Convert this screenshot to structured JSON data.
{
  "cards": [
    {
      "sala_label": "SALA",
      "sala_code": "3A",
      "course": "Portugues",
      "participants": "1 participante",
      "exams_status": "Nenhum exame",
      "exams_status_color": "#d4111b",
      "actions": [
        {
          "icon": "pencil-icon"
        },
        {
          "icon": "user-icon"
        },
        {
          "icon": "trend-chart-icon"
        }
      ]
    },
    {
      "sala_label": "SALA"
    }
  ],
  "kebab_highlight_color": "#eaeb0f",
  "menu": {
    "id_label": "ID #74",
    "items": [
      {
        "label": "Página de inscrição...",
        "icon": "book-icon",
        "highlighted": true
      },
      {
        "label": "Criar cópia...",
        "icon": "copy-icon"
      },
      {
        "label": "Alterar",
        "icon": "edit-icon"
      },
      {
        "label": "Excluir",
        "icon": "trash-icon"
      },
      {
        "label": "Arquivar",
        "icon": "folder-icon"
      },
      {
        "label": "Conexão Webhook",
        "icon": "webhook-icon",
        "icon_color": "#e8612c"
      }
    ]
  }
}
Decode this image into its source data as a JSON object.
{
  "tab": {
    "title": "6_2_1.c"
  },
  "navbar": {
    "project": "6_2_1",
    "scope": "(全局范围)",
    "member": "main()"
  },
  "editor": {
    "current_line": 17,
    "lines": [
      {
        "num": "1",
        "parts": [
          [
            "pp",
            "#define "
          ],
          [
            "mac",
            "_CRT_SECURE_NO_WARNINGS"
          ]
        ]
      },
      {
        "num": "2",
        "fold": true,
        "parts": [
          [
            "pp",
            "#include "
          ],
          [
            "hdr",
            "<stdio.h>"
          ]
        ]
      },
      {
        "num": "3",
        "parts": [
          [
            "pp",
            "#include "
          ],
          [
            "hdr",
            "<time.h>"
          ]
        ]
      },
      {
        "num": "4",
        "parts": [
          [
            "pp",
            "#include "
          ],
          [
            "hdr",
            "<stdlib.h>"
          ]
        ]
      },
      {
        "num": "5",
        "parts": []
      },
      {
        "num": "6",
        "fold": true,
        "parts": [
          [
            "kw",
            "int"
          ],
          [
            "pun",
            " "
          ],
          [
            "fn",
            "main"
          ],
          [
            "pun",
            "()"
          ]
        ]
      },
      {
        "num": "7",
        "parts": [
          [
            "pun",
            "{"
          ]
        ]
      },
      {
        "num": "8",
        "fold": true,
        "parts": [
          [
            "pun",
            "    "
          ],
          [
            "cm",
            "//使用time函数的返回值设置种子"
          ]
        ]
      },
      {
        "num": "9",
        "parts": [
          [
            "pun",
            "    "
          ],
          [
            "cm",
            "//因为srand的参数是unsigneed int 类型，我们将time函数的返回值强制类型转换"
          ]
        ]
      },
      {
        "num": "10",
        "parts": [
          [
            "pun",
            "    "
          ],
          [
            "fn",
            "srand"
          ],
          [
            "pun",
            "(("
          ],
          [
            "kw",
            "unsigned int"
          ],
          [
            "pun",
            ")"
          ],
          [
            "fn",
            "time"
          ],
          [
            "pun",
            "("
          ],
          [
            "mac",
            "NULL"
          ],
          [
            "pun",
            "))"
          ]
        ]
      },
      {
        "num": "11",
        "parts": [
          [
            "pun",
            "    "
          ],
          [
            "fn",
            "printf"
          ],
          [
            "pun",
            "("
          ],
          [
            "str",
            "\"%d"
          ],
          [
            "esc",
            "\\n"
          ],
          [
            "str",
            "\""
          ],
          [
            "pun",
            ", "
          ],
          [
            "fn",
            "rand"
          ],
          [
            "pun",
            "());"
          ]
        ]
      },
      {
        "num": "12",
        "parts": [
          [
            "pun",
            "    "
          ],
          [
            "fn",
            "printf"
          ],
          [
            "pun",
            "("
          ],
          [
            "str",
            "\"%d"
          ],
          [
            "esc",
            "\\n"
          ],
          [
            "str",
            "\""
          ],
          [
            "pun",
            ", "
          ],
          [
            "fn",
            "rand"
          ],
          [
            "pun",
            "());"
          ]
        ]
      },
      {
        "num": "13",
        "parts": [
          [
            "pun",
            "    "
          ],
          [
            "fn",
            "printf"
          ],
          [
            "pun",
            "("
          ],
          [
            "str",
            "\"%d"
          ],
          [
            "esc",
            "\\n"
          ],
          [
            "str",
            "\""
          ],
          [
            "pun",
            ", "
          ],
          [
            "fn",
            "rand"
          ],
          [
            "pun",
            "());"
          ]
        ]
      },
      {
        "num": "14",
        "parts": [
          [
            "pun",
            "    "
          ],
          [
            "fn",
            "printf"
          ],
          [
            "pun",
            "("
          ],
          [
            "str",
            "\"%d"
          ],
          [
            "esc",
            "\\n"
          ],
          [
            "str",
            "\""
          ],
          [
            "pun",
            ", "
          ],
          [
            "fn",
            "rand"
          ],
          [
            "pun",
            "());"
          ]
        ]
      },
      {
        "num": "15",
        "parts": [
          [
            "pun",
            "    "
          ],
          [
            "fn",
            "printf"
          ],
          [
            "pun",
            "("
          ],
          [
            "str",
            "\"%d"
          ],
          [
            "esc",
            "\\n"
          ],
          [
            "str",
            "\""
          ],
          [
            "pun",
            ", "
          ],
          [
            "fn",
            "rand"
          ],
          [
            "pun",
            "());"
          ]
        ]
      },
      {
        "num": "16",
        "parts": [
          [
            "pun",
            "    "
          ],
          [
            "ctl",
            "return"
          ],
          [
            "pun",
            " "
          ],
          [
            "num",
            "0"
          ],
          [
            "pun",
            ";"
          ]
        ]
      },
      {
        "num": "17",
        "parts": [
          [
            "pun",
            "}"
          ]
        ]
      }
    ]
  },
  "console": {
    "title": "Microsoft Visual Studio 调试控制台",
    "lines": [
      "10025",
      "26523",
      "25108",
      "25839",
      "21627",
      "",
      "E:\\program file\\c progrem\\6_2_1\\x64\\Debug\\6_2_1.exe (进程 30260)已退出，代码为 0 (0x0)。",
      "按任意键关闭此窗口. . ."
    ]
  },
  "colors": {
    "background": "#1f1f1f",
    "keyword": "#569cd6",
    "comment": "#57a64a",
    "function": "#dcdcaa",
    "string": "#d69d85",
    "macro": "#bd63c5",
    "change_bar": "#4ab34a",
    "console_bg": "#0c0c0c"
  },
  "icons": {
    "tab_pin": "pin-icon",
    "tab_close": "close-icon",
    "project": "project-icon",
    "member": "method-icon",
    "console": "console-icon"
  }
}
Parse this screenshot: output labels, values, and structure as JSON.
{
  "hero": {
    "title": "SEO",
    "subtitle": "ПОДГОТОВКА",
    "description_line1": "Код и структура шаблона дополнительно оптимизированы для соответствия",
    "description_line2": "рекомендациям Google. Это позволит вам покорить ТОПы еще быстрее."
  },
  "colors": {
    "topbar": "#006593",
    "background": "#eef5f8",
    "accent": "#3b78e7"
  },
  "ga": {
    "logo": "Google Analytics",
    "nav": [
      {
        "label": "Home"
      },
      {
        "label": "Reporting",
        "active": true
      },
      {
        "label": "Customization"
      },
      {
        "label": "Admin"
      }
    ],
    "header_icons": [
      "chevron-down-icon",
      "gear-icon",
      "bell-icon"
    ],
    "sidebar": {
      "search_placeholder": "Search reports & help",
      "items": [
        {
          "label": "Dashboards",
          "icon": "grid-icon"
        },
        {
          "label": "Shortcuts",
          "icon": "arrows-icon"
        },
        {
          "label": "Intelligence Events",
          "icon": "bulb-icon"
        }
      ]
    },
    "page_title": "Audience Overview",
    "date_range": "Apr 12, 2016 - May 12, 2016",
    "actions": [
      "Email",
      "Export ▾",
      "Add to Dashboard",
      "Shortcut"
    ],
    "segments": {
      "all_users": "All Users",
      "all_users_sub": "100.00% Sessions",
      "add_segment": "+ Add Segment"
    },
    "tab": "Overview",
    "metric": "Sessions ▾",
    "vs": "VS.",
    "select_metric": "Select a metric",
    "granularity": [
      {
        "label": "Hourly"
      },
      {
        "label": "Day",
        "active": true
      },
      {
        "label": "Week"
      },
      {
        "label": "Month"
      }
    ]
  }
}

□ □ □ □ □ □ □

# Task goal:
Pick out all the lines with the word "data" in them and copy them.

# Result:
Convert this screenshot to structured JSON data.
Decode this image into its source data as a JSON object.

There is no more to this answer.